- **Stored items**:
★ ★ ★

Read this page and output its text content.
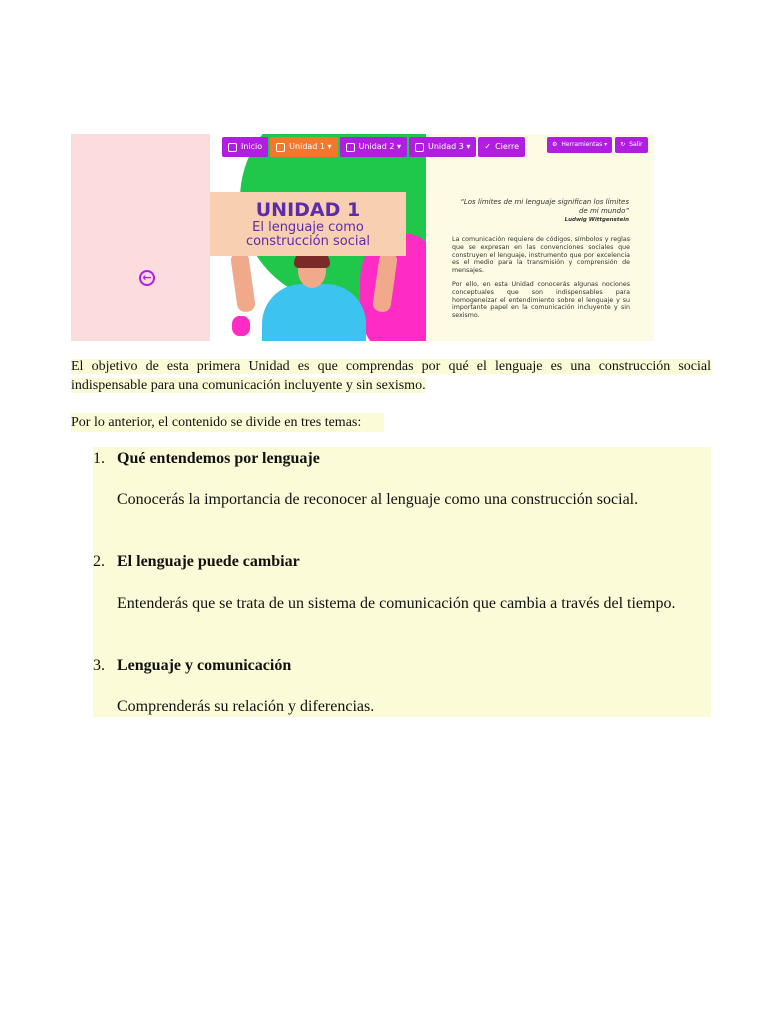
←
UNIDAD 1
El lenguaje como
construcción social
Inicio	Unidad 1 ▾	Unidad 2 ▾	Unidad 3 ▾ ✓ Cierre	⚙ Herramientas ▾ ↻ Salir
“Los límites de mi lenguaje significan los límites de mi mundo”
Ludwig Wittgenstein

La comunicación requiere de códigos, símbolos y reglas que se expresan en las convenciones sociales que construyen el lenguaje, instrumento que por excelencia es el medio para la transmisión y comprensión de mensajes.

Por ello, en esta Unidad conocerás algunas nociones conceptuales que son indispensables para homogeneizar el entendimiento sobre el lenguaje y su importante papel en la comunicación incluyente y sin sexismo.

El objetivo de esta primera Unidad es que comprendas por qué el lenguaje es una construcción social indispensable para una comunicación incluyente y sin sexismo.

Por lo anterior, el contenido se divide en tres temas:

1. Qué entendemos por lenguaje

Conocerás la importancia de reconocer al lenguaje como una construcción social.

2. El lenguaje puede cambiar

Entenderás que se trata de un sistema de comunicación que cambia a través del tiempo.

3. Lenguaje y comunicación

Comprenderás su relación y diferencias.
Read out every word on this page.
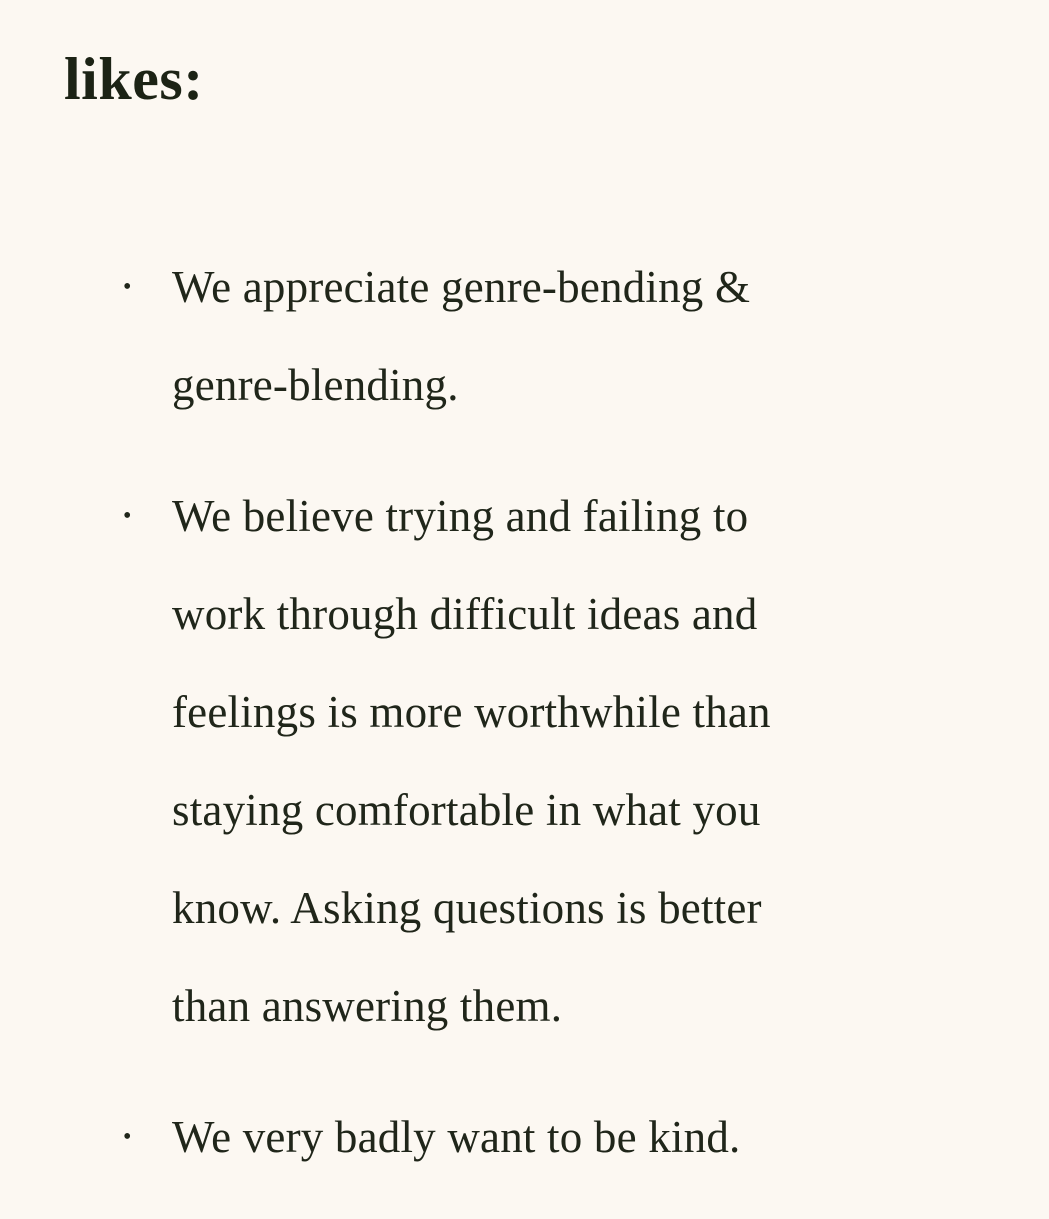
likes:
• We appreciate genre-bending &
genre-blending.
• We believe trying and failing to
work through difficult ideas and
feelings is more worthwhile than
staying comfortable in what you
know. Asking questions is better
than answering them.
• We very badly want to be kind.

★ ★ ★

- **TASK**: Search the data for the string "como" and copy each line where it appears.

- **COMPLETE OUTPUT**:
El lenguaje como
Conocerás la importancia de reconocer al lenguaje como una construcción social.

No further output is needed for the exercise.